Short task – Each entry needs to be restated exactly as written.

Records for the exercise –
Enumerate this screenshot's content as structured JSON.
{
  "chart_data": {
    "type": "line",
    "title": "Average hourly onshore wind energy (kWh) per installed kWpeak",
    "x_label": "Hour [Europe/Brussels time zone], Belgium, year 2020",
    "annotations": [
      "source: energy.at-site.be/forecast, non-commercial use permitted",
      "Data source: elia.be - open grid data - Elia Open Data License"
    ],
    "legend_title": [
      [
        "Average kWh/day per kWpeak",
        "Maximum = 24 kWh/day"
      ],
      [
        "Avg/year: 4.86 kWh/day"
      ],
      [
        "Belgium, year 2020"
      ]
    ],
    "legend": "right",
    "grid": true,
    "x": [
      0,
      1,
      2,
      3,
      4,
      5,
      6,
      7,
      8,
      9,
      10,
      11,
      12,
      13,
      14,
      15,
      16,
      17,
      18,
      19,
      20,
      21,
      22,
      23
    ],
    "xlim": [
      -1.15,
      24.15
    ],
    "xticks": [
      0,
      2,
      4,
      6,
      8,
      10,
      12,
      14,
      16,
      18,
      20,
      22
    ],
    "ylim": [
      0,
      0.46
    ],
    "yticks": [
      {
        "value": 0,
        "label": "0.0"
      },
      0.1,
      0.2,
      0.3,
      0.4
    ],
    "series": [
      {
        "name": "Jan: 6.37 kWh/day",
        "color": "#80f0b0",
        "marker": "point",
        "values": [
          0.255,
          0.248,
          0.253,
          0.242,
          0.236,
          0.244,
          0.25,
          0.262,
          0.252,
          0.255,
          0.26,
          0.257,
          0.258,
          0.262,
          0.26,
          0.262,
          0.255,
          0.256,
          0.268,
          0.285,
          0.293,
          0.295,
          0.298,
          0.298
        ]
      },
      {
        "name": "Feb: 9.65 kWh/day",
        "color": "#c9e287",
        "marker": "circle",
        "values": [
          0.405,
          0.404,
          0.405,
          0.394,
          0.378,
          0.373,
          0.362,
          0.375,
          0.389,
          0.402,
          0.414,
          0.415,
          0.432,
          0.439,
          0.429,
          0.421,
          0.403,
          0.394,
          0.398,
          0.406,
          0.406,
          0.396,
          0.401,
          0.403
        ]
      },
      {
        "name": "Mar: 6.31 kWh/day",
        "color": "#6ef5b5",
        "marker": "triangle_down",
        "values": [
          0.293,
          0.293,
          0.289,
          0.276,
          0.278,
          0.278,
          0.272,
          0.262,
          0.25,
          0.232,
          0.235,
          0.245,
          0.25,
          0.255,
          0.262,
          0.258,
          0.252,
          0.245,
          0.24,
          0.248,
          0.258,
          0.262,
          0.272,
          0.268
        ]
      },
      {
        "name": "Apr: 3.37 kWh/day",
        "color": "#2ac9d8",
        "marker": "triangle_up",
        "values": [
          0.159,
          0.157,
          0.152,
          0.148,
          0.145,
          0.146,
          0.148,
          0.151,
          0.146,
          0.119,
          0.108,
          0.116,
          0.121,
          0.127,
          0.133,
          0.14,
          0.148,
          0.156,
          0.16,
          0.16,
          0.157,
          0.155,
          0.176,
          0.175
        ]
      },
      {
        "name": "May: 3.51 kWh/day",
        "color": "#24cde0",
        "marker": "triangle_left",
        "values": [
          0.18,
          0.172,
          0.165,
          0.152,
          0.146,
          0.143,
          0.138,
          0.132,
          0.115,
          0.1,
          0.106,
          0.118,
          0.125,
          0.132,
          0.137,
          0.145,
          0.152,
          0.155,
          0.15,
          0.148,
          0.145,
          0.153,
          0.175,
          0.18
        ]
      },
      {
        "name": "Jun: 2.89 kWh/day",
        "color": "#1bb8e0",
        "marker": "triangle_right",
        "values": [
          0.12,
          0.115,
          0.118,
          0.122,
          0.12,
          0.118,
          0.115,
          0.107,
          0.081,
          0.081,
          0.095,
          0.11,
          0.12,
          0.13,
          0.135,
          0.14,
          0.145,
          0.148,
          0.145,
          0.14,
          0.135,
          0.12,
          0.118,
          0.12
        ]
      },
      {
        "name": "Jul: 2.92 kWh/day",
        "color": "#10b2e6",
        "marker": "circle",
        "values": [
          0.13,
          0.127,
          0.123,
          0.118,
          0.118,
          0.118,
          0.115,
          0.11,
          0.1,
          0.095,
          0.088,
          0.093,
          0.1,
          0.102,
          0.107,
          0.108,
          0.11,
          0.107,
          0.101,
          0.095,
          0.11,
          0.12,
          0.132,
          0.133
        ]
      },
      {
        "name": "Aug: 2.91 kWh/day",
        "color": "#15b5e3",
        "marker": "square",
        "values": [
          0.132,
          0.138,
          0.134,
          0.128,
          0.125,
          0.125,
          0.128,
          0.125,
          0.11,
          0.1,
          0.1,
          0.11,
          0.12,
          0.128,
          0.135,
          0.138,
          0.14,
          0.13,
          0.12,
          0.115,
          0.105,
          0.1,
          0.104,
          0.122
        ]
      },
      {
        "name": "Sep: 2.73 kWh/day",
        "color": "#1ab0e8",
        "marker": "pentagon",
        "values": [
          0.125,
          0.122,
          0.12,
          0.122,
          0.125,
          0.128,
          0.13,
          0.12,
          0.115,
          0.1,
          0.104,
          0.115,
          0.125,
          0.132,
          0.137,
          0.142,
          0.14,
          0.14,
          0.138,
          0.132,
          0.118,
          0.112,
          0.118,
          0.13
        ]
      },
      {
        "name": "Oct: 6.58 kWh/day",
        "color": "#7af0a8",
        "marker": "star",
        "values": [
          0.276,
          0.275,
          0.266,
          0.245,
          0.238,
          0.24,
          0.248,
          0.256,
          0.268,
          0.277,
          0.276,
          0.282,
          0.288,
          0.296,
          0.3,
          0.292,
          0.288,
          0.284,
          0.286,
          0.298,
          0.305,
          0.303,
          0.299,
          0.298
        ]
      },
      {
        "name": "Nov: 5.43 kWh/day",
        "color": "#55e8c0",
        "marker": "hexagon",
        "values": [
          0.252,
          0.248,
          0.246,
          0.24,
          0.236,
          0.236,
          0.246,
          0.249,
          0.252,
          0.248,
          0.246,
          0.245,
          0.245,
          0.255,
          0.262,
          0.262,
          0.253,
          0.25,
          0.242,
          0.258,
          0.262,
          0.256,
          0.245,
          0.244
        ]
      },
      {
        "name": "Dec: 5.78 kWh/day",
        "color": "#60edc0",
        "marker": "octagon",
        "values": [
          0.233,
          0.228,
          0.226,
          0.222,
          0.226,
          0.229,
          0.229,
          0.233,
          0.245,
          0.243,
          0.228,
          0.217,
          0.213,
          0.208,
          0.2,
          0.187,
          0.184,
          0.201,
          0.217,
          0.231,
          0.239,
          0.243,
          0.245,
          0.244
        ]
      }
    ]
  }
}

Correct response –
Enumerate this screenshot's content as structured JSON.
{
  "chart_data": {
    "type": "line",
    "title": "Average hourly onshore wind energy (kWh) per installed kWpeak",
    "x_label": "Hour [Europe/Brussels time zone], Belgium, year 2020",
    "annotations": [
      "source: energy.at-site.be/forecast, non-commercial use permitted",
      "Data source: elia.be - open grid data - Elia Open Data License"
    ],
    "legend_title": [
      [
        "Average kWh/day per kWpeak",
        "Maximum = 24 kWh/day"
      ],
      [
        "Avg/year: 4.86 kWh/day"
      ],
      [
        "Belgium, year 2020"
      ]
    ],
    "legend": "right",
    "grid": true,
    "x": [
      0,
      1,
      2,
      3,
      4,
      5,
      6,
      7,
      8,
      9,
      10,
      11,
      12,
      13,
      14,
      15,
      16,
      17,
      18,
      19,
      20,
      21,
      22,
      23
    ],
    "xlim": [
      -1.15,
      24.15
    ],
    "xticks": [
      0,
      2,
      4,
      6,
      8,
      10,
      12,
      14,
      16,
      18,
      20,
      22
    ],
    "ylim": [
      0,
      0.46
    ],
    "yticks": [
      {
        "value": 0,
        "label": "0.0"
      },
      0.1,
      0.2,
      0.3,
      0.4
    ],
    "series": [
      {
        "name": "Jan: 6.37 kWh/day",
        "color": "#80f0b0",
        "marker": "point",
        "values": [
          0.255,
          0.248,
          0.253,
          0.242,
          0.236,
          0.244,
          0.25,
          0.262,
          0.252,
          0.255,
          0.26,
          0.257,
          0.258,
          0.262,
          0.26,
          0.262,
          0.255,
          0.256,
          0.268,
          0.285,
          0.293,
          0.295,
          0.298,
          0.298
        ]
      },
      {
        "name": "Feb: 9.65 kWh/day",
        "color": "#c9e287",
        "marker": "circle",
        "values": [
          0.405,
          0.404,
          0.405,
          0.394,
          0.378,
          0.373,
          0.362,
          0.375,
          0.389,
          0.402,
          0.414,
          0.415,
          0.432,
          0.439,
          0.429,
          0.421,
          0.403,
          0.394,
          0.398,
          0.406,
          0.406,
          0.396,
          0.401,
          0.403
        ]
      },
      {
        "name": "Mar: 6.31 kWh/day",
        "color": "#6ef5b5",
        "marker": "triangle_down",
        "values": [
          0.293,
          0.293,
          0.289,
          0.276,
          0.278,
          0.278,
          0.272,
          0.262,
          0.25,
          0.232,
          0.235,
          0.245,
          0.25,
          0.255,
          0.262,
          0.258,
          0.252,
          0.245,
          0.24,
          0.248,
          0.258,
          0.262,
          0.272,
          0.268
        ]
      },
      {
        "name": "Apr: 3.37 kWh/day",
        "color": "#2ac9d8",
        "marker": "triangle_up",
        "values": [
          0.159,
          0.157,
          0.152,
          0.148,
          0.145,
          0.146,
          0.148,
          0.151,
          0.146,
          0.119,
          0.108,
          0.116,
          0.121,
          0.127,
          0.133,
          0.14,
          0.148,
          0.156,
          0.16,
          0.16,
          0.157,
          0.155,
          0.176,
          0.175
        ]
      },
      {
        "name": "May: 3.51 kWh/day",
        "color": "#24cde0",
        "marker": "triangle_left",
        "values": [
          0.18,
          0.172,
          0.165,
          0.152,
          0.146,
          0.143,
          0.138,
          0.132,
          0.115,
          0.1,
          0.106,
          0.118,
          0.125,
          0.132,
          0.137,
          0.145,
          0.152,
          0.155,
          0.15,
          0.148,
          0.145,
          0.153,
          0.175,
          0.18
        ]
      },
      {
        "name": "Jun: 2.89 kWh/day",
        "color": "#1bb8e0",
        "marker": "triangle_right",
        "values": [
          0.12,
          0.115,
          0.118,
          0.122,
          0.12,
          0.118,
          0.115,
          0.107,
          0.081,
          0.081,
          0.095,
          0.11,
          0.12,
          0.13,
          0.135,
          0.14,
          0.145,
          0.148,
          0.145,
          0.14,
          0.135,
          0.12,
          0.118,
          0.12
        ]
      },
      {
        "name": "Jul: 2.92 kWh/day",
        "color": "#10b2e6",
        "marker": "circle",
        "values": [
          0.13,
          0.127,
          0.123,
          0.118,
          0.118,
          0.118,
          0.115,
          0.11,
          0.1,
          0.095,
          0.088,
          0.093,
          0.1,
          0.102,
          0.107,
          0.108,
          0.11,
          0.107,
          0.101,
          0.095,
          0.11,
          0.12,
          0.132,
          0.133
        ]
      },
      {
        "name": "Aug: 2.91 kWh/day",
        "color": "#15b5e3",
        "marker": "square",
        "values": [
          0.132,
          0.138,
          0.134,
          0.128,
          0.125,
          0.125,
          0.128,
          0.125,
          0.11,
          0.1,
          0.1,
          0.11,
          0.12,
          0.128,
          0.135,
          0.138,
          0.14,
          0.13,
          0.12,
          0.115,
          0.105,
          0.1,
          0.104,
          0.122
        ]
      },
      {
        "name": "Sep: 2.73 kWh/day",
        "color": "#1ab0e8",
        "marker": "pentagon",
        "values": [
          0.125,
          0.122,
          0.12,
          0.122,
          0.125,
          0.128,
          0.13,
          0.12,
          0.115,
          0.1,
          0.104,
          0.115,
          0.125,
          0.132,
          0.137,
          0.142,
          0.14,
          0.14,
          0.138,
          0.132,
          0.118,
          0.112,
          0.118,
          0.13
        ]
      },
      {
        "name": "Oct: 6.58 kWh/day",
        "color": "#7af0a8",
        "marker": "star",
        "values": [
          0.276,
          0.275,
          0.266,
          0.245,
          0.238,
          0.24,
          0.248,
          0.256,
          0.268,
          0.277,
          0.276,
          0.282,
          0.288,
          0.296,
          0.3,
          0.292,
          0.288,
          0.284,
          0.286,
          0.298,
          0.305,
          0.303,
          0.299,
          0.298
        ]
      },
      {
        "name": "Nov: 5.43 kWh/day",
        "color": "#55e8c0",
        "marker": "hexagon",
        "values": [
          0.252,
          0.248,
          0.246,
          0.24,
          0.236,
          0.236,
          0.246,
          0.249,
          0.252,
          0.248,
          0.246,
          0.245,
          0.245,
          0.255,
          0.262,
          0.262,
          0.253,
          0.25,
          0.242,
          0.258,
          0.262,
          0.256,
          0.245,
          0.244
        ]
      },
      {
        "name": "Dec: 5.78 kWh/day",
        "color": "#60edc0",
        "marker": "octagon",
        "values": [
          0.233,
          0.228,
          0.226,
          0.222,
          0.226,
          0.229,
          0.229,
          0.233,
          0.245,
          0.243,
          0.228,
          0.217,
          0.213,
          0.208,
          0.2,
          0.187,
          0.184,
          0.201,
          0.217,
          0.231,
          0.239,
          0.243,
          0.245,
          0.244
        ]
      }
    ]
  }
}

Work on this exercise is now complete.